» Data supplied
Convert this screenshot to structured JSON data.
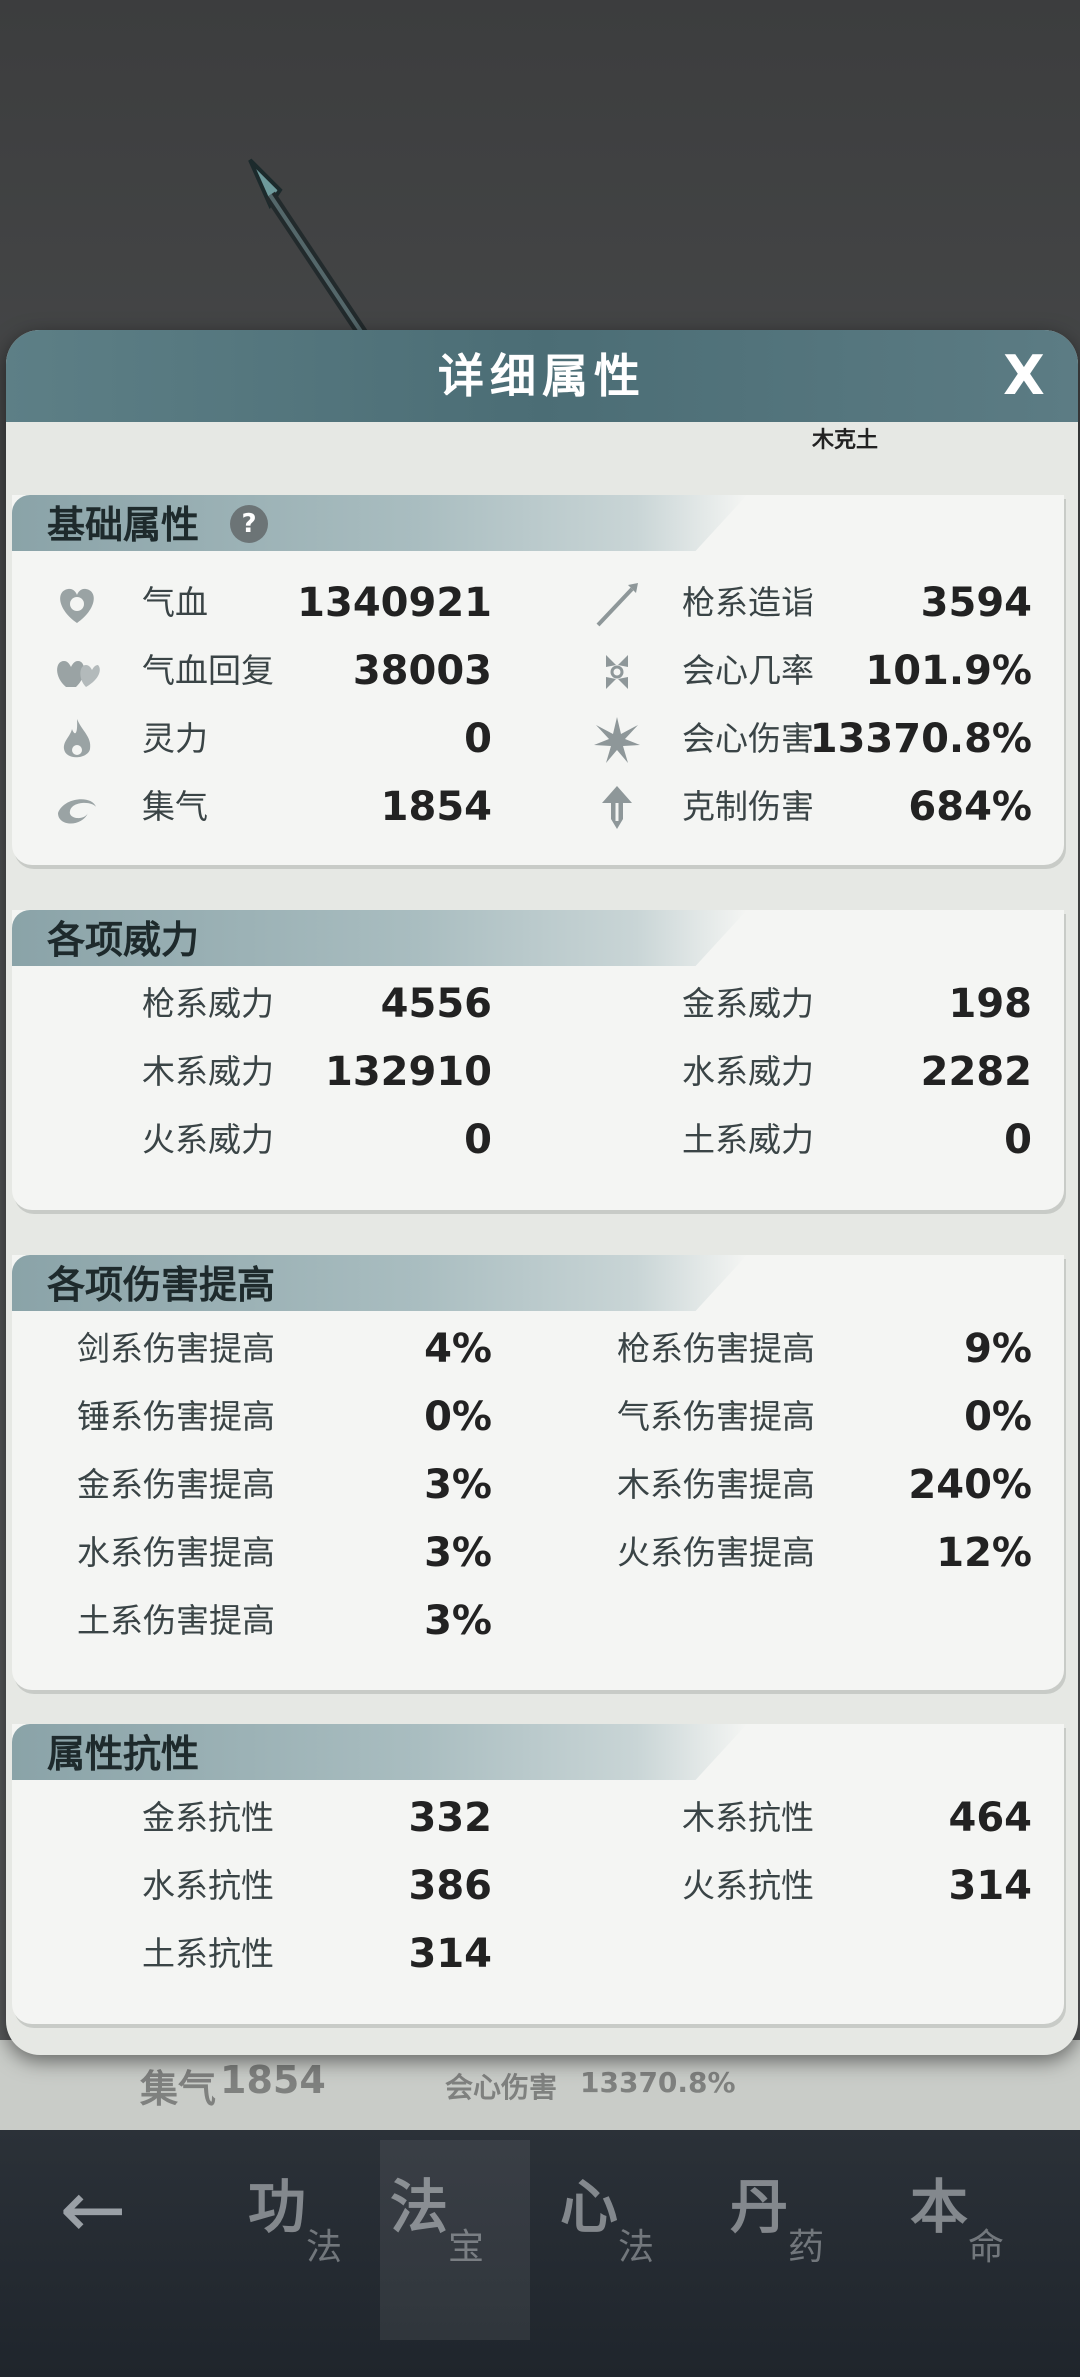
{
  "dialog": {
    "title": "详细属性",
    "close_label": "X",
    "note": "木克土"
  },
  "basic": {
    "title": "基础属性",
    "help_label": "?",
    "left": [
      {
        "icon": "heart-icon",
        "label": "气血",
        "value": "1340921"
      },
      {
        "icon": "heart-regen-icon",
        "label": "气血回复",
        "value": "38003"
      },
      {
        "icon": "flame-icon",
        "label": "灵力",
        "value": "0"
      },
      {
        "icon": "swirl-icon",
        "label": "集气",
        "value": "1854"
      }
    ],
    "right": [
      {
        "icon": "spear-icon",
        "label": "枪系造诣",
        "value": "3594"
      },
      {
        "icon": "crit-rate-icon",
        "label": "会心几率",
        "value": "101.9%"
      },
      {
        "icon": "burst-icon",
        "label": "会心伤害",
        "value": "13370.8%"
      },
      {
        "icon": "counter-arrow-icon",
        "label": "克制伤害",
        "value": "684%"
      }
    ]
  },
  "power": {
    "title": "各项威力",
    "left": [
      {
        "label": "枪系威力",
        "value": "4556"
      },
      {
        "label": "木系威力",
        "value": "132910"
      },
      {
        "label": "火系威力",
        "value": "0"
      }
    ],
    "right": [
      {
        "label": "金系威力",
        "value": "198"
      },
      {
        "label": "水系威力",
        "value": "2282"
      },
      {
        "label": "土系威力",
        "value": "0"
      }
    ]
  },
  "damage": {
    "title": "各项伤害提高",
    "left": [
      {
        "label": "剑系伤害提高",
        "value": "4%"
      },
      {
        "label": "锤系伤害提高",
        "value": "0%"
      },
      {
        "label": "金系伤害提高",
        "value": "3%"
      },
      {
        "label": "水系伤害提高",
        "value": "3%"
      },
      {
        "label": "土系伤害提高",
        "value": "3%"
      }
    ],
    "right": [
      {
        "label": "枪系伤害提高",
        "value": "9%"
      },
      {
        "label": "气系伤害提高",
        "value": "0%"
      },
      {
        "label": "木系伤害提高",
        "value": "240%"
      },
      {
        "label": "火系伤害提高",
        "value": "12%"
      }
    ]
  },
  "resist": {
    "title": "属性抗性",
    "left": [
      {
        "label": "金系抗性",
        "value": "332"
      },
      {
        "label": "水系抗性",
        "value": "386"
      },
      {
        "label": "土系抗性",
        "value": "314"
      }
    ],
    "right": [
      {
        "label": "木系抗性",
        "value": "464"
      },
      {
        "label": "火系抗性",
        "value": "314"
      }
    ]
  },
  "background_strip": {
    "label": "集气",
    "value": "1854",
    "label2": "会心伤害",
    "value2": "13370.8%"
  },
  "nav": {
    "back_icon": "back-arrow-icon",
    "tabs": [
      {
        "big": "功",
        "small": "法"
      },
      {
        "big": "法",
        "small": "宝",
        "active": true
      },
      {
        "big": "心",
        "small": "法"
      },
      {
        "big": "丹",
        "small": "药"
      },
      {
        "big": "本",
        "small": "命"
      }
    ]
  }
}
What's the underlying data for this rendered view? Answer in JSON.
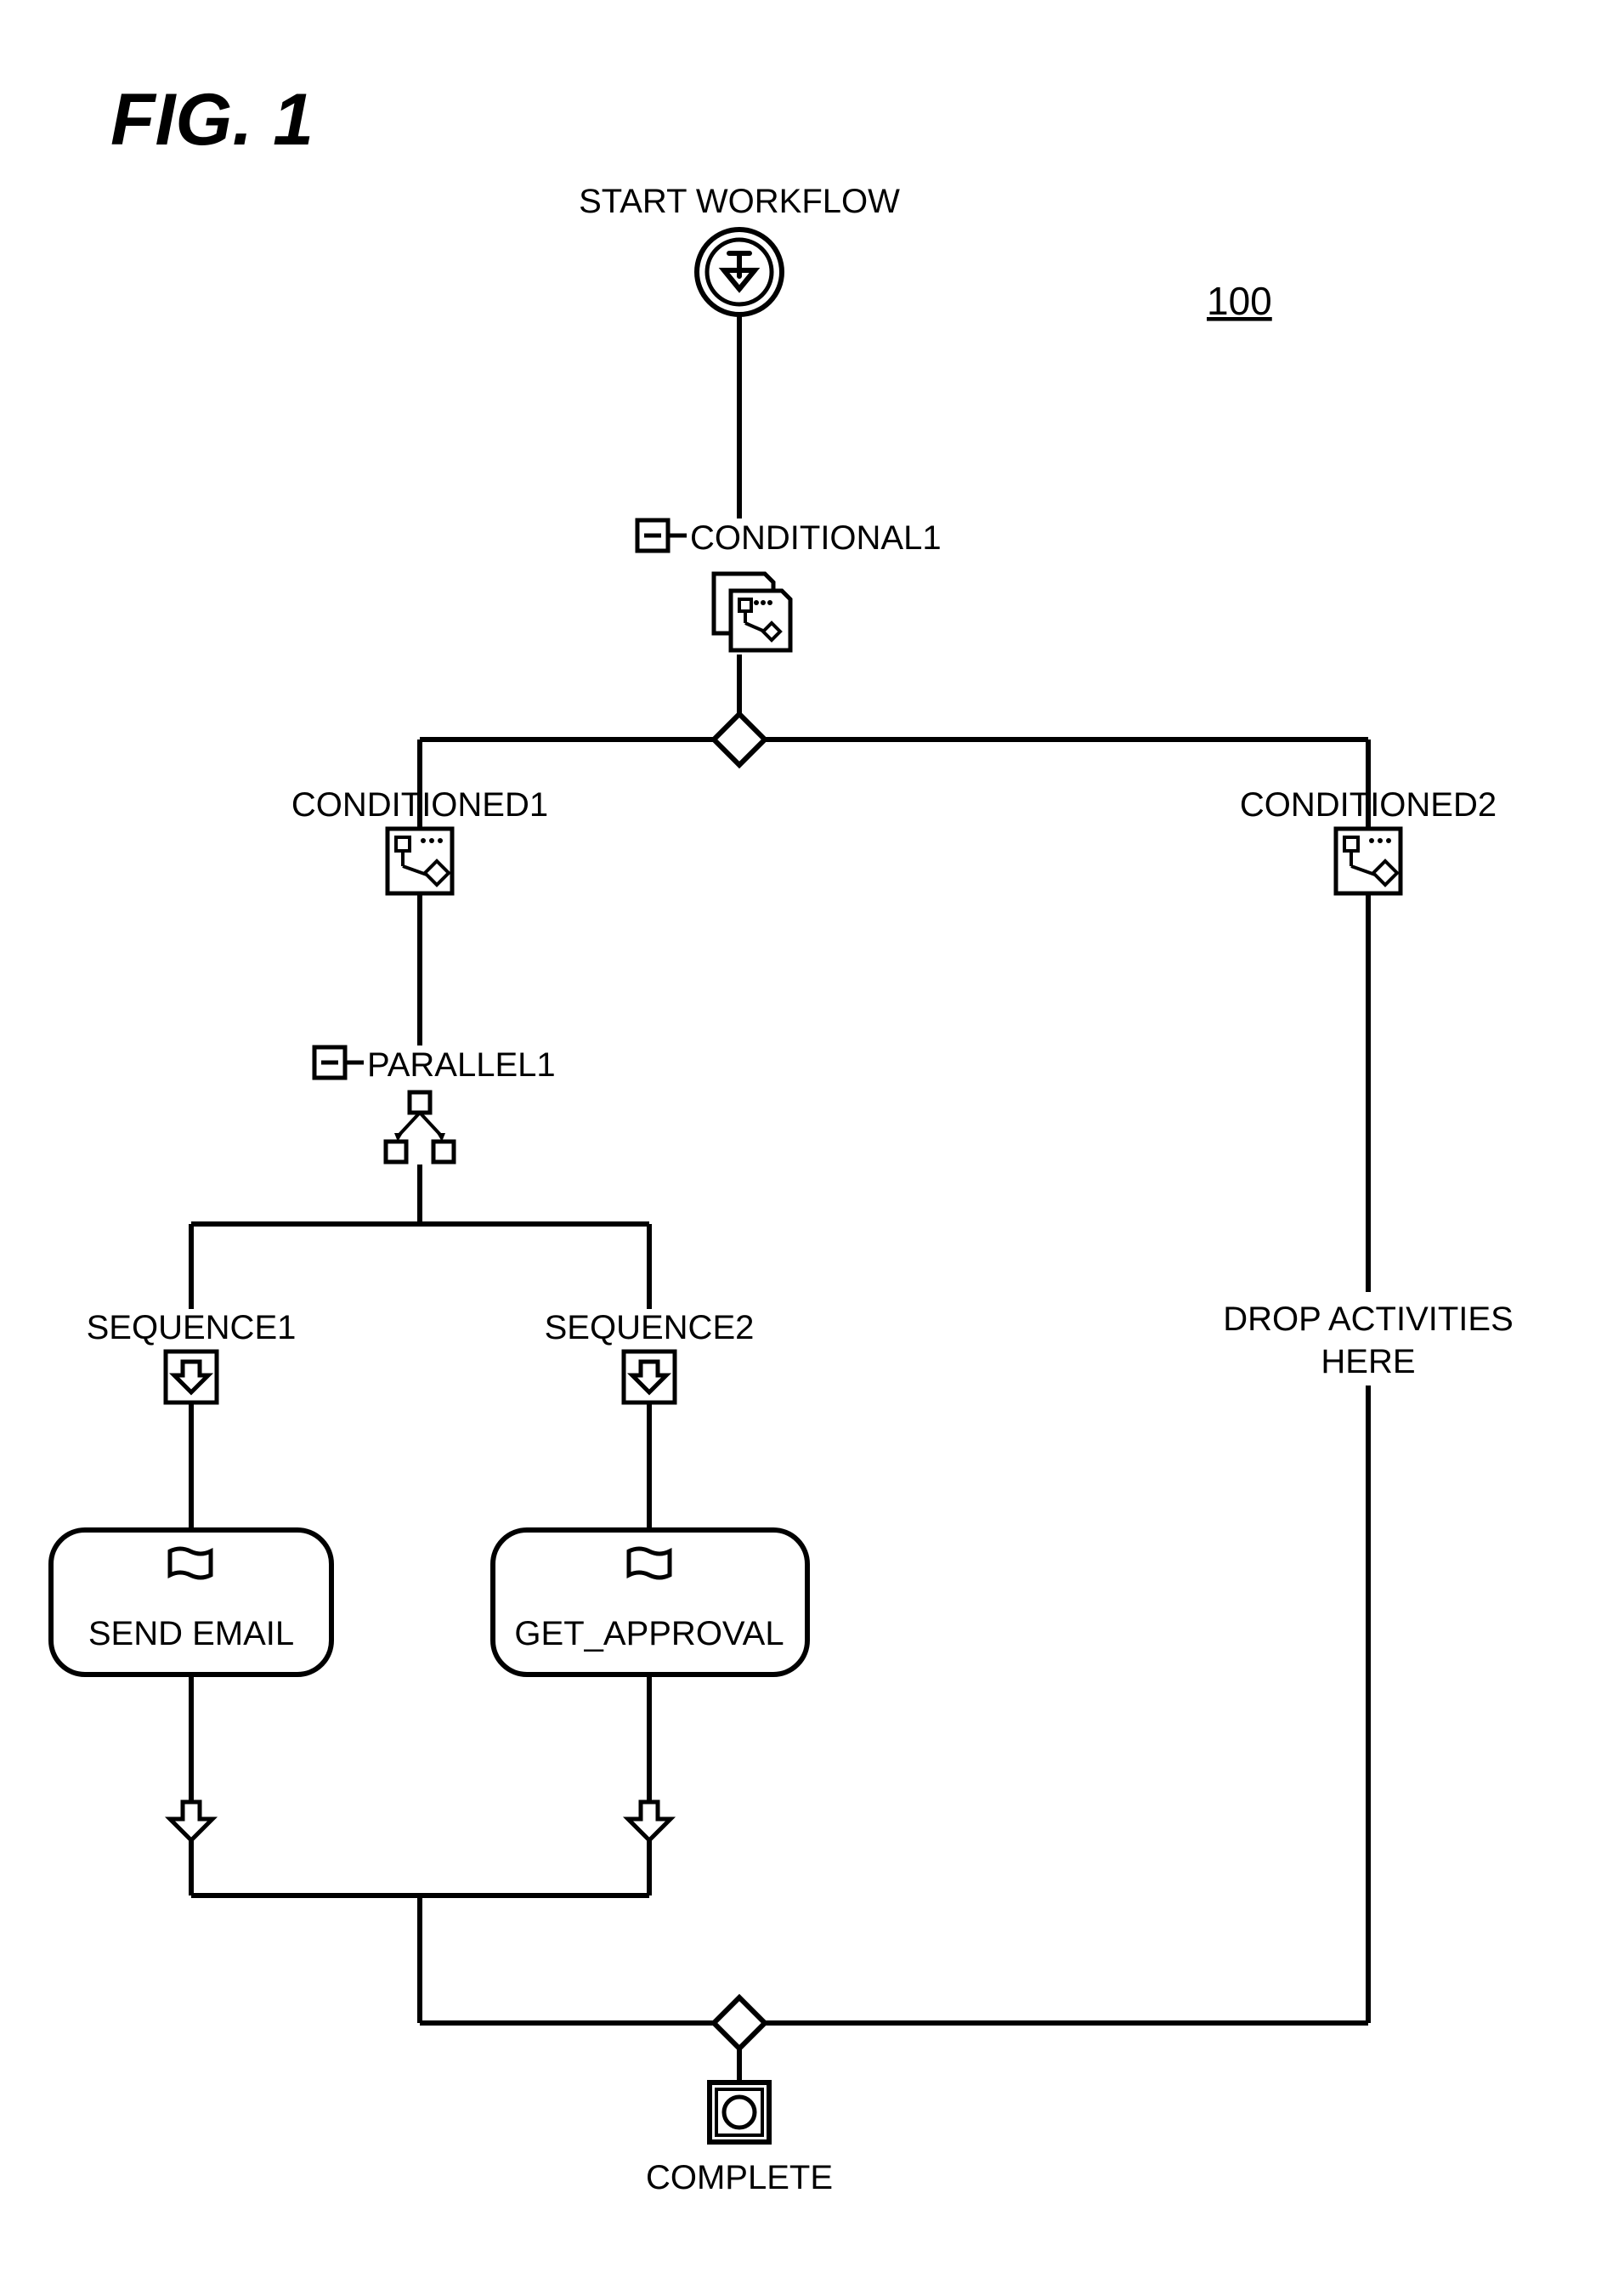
{
  "figure_label": "FIG. 1",
  "reference_number": "100",
  "nodes": {
    "start": "START WORKFLOW",
    "conditional1": "CONDITIONAL1",
    "conditioned1": "CONDITIONED1",
    "conditioned2": "CONDITIONED2",
    "parallel1": "PARALLEL1",
    "sequence1": "SEQUENCE1",
    "sequence2": "SEQUENCE2",
    "activity1": "SEND EMAIL",
    "activity2": "GET_APPROVAL",
    "drop_text_line1": "DROP ACTIVITIES",
    "drop_text_line2": "HERE",
    "complete": "COMPLETE"
  }
}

» Exercise directions
Repeat every record precisely. Any picture among them stays out of the copy.

» Full solution
Convert this screenshot to structured JSON data.
{
  "dialog": {
    "title": "详细属性",
    "close_label": "X",
    "note": "木克土"
  },
  "basic": {
    "title": "基础属性",
    "help_label": "?",
    "left": [
      {
        "icon": "heart-icon",
        "label": "气血",
        "value": "1340921"
      },
      {
        "icon": "heart-regen-icon",
        "label": "气血回复",
        "value": "38003"
      },
      {
        "icon": "flame-icon",
        "label": "灵力",
        "value": "0"
      },
      {
        "icon": "swirl-icon",
        "label": "集气",
        "value": "1854"
      }
    ],
    "right": [
      {
        "icon": "spear-icon",
        "label": "枪系造诣",
        "value": "3594"
      },
      {
        "icon": "crit-rate-icon",
        "label": "会心几率",
        "value": "101.9%"
      },
      {
        "icon": "burst-icon",
        "label": "会心伤害",
        "value": "13370.8%"
      },
      {
        "icon": "counter-arrow-icon",
        "label": "克制伤害",
        "value": "684%"
      }
    ]
  },
  "power": {
    "title": "各项威力",
    "left": [
      {
        "label": "枪系威力",
        "value": "4556"
      },
      {
        "label": "木系威力",
        "value": "132910"
      },
      {
        "label": "火系威力",
        "value": "0"
      }
    ],
    "right": [
      {
        "label": "金系威力",
        "value": "198"
      },
      {
        "label": "水系威力",
        "value": "2282"
      },
      {
        "label": "土系威力",
        "value": "0"
      }
    ]
  },
  "damage": {
    "title": "各项伤害提高",
    "left": [
      {
        "label": "剑系伤害提高",
        "value": "4%"
      },
      {
        "label": "锤系伤害提高",
        "value": "0%"
      },
      {
        "label": "金系伤害提高",
        "value": "3%"
      },
      {
        "label": "水系伤害提高",
        "value": "3%"
      },
      {
        "label": "土系伤害提高",
        "value": "3%"
      }
    ],
    "right": [
      {
        "label": "枪系伤害提高",
        "value": "9%"
      },
      {
        "label": "气系伤害提高",
        "value": "0%"
      },
      {
        "label": "木系伤害提高",
        "value": "240%"
      },
      {
        "label": "火系伤害提高",
        "value": "12%"
      }
    ]
  },
  "resist": {
    "title": "属性抗性",
    "left": [
      {
        "label": "金系抗性",
        "value": "332"
      },
      {
        "label": "水系抗性",
        "value": "386"
      },
      {
        "label": "土系抗性",
        "value": "314"
      }
    ],
    "right": [
      {
        "label": "木系抗性",
        "value": "464"
      },
      {
        "label": "火系抗性",
        "value": "314"
      }
    ]
  },
  "background_strip": {
    "label": "集气",
    "value": "1854",
    "label2": "会心伤害",
    "value2": "13370.8%"
  },
  "nav": {
    "back_icon": "back-arrow-icon",
    "tabs": [
      {
        "big": "功",
        "small": "法"
      },
      {
        "big": "法",
        "small": "宝",
        "active": true
      },
      {
        "big": "心",
        "small": "法"
      },
      {
        "big": "丹",
        "small": "药"
      },
      {
        "big": "本",
        "small": "命"
      }
    ]
  }
}
What's the underlying data for this rendered view? Answer in JSON.
{
  "figure_label": "FIG. 1",
  "reference_number": "100",
  "nodes": {
    "start": "START WORKFLOW",
    "conditional1": "CONDITIONAL1",
    "conditioned1": "CONDITIONED1",
    "conditioned2": "CONDITIONED2",
    "parallel1": "PARALLEL1",
    "sequence1": "SEQUENCE1",
    "sequence2": "SEQUENCE2",
    "activity1": "SEND EMAIL",
    "activity2": "GET_APPROVAL",
    "drop_text_line1": "DROP ACTIVITIES",
    "drop_text_line2": "HERE",
    "complete": "COMPLETE"
  }
}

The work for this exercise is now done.